— Start —
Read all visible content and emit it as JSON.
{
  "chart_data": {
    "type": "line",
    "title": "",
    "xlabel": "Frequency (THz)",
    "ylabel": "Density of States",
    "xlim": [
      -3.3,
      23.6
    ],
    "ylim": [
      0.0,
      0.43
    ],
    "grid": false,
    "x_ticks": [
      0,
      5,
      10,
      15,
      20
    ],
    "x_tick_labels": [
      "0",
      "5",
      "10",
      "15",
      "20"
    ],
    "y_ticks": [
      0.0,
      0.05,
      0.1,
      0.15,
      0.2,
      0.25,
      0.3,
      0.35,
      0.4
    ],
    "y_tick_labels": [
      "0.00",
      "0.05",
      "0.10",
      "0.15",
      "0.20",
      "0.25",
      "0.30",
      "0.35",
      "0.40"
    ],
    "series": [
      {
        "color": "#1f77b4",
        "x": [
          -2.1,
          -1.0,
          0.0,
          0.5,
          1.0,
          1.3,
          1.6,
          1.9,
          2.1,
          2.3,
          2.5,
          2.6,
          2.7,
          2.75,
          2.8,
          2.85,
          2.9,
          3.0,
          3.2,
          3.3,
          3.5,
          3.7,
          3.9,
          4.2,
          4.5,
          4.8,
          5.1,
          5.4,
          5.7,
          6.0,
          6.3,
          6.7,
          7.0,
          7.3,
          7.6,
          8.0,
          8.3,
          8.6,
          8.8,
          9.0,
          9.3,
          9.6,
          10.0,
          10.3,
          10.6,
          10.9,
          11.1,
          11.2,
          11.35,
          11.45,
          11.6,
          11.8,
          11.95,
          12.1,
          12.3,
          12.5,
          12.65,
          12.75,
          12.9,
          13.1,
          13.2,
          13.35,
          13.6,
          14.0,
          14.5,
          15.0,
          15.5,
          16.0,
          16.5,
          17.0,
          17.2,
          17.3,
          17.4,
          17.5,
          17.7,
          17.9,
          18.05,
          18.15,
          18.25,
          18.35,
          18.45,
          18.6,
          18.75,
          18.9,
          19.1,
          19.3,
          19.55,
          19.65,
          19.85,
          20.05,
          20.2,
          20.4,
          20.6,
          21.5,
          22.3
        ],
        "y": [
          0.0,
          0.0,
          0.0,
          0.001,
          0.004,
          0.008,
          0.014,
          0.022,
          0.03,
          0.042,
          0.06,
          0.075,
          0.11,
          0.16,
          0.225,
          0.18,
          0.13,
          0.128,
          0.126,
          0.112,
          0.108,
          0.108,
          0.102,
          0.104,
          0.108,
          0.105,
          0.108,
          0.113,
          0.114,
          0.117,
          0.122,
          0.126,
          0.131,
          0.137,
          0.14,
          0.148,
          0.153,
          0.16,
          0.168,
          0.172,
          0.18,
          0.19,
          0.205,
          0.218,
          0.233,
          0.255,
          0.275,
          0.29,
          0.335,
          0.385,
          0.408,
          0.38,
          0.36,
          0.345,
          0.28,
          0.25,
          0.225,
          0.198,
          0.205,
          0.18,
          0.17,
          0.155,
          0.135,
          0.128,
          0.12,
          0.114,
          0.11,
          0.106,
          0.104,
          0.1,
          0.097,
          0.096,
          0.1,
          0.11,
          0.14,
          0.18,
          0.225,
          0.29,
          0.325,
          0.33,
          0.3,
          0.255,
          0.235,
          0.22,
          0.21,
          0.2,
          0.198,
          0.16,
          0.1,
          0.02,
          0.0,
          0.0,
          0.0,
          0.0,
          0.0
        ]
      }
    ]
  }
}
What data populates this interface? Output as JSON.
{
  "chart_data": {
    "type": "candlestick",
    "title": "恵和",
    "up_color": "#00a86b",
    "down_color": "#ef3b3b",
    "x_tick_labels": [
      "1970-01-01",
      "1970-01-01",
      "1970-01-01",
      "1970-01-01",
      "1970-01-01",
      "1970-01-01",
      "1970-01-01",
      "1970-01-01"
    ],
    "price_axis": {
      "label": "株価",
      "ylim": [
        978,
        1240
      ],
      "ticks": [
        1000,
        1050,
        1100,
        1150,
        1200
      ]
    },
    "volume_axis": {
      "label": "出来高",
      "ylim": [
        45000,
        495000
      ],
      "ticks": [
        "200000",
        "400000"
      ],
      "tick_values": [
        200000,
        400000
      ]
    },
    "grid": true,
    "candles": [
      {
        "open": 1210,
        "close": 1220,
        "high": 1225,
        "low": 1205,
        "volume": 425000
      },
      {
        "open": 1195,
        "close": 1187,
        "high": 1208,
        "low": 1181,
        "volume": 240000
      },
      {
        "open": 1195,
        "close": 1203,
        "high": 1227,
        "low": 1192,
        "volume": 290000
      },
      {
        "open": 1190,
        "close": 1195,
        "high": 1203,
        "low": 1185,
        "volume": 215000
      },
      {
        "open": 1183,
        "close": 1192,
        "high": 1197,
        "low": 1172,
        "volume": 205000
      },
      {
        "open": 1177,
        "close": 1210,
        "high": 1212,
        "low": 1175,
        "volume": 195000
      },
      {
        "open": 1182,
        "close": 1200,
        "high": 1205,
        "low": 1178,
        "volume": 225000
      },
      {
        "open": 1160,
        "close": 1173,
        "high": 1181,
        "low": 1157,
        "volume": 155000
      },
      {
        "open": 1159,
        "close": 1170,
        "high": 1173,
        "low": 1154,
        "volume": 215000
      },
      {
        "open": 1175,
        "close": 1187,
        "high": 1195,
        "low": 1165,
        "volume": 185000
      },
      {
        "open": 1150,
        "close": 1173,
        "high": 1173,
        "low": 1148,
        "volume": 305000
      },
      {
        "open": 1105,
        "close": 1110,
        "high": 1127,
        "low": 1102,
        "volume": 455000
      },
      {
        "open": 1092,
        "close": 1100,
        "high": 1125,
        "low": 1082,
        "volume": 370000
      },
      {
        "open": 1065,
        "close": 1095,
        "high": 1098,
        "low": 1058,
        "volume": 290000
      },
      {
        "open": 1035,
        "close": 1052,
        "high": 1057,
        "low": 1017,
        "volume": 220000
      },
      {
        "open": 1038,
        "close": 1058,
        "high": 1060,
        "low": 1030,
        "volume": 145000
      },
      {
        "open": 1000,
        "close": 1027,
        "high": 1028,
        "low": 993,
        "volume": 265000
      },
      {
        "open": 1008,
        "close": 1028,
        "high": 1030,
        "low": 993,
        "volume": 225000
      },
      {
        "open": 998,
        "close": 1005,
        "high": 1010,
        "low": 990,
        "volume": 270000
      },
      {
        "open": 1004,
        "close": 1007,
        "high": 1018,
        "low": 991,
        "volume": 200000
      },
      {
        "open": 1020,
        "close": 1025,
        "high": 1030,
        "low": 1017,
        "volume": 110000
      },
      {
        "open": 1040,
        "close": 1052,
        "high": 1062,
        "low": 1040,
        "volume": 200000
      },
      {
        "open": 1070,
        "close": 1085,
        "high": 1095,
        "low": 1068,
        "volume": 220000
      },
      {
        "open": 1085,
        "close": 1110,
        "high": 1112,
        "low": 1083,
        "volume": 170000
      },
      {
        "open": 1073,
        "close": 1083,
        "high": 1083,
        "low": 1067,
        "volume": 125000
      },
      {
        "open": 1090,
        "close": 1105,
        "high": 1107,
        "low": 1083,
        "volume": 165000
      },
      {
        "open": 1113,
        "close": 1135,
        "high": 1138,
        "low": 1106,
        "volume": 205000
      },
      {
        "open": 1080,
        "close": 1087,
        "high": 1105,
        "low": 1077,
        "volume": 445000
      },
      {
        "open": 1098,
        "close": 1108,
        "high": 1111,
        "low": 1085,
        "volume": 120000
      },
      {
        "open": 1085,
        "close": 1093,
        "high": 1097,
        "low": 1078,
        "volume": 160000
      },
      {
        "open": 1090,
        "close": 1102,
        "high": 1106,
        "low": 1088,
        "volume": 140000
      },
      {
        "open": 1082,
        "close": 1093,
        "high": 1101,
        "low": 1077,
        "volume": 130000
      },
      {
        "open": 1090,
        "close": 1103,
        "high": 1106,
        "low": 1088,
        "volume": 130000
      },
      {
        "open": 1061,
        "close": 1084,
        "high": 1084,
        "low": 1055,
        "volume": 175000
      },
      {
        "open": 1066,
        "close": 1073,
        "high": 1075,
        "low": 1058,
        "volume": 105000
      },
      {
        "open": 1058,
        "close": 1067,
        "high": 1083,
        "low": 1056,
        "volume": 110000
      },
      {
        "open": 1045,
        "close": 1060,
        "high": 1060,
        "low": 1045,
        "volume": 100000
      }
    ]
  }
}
— End —
**What is being asked:** Which lines in the listing above hold the word "JSON"? Show each of them.

**Final result:**
Read all visible content and emit it as JSON.
What data populates this interface? Output as JSON.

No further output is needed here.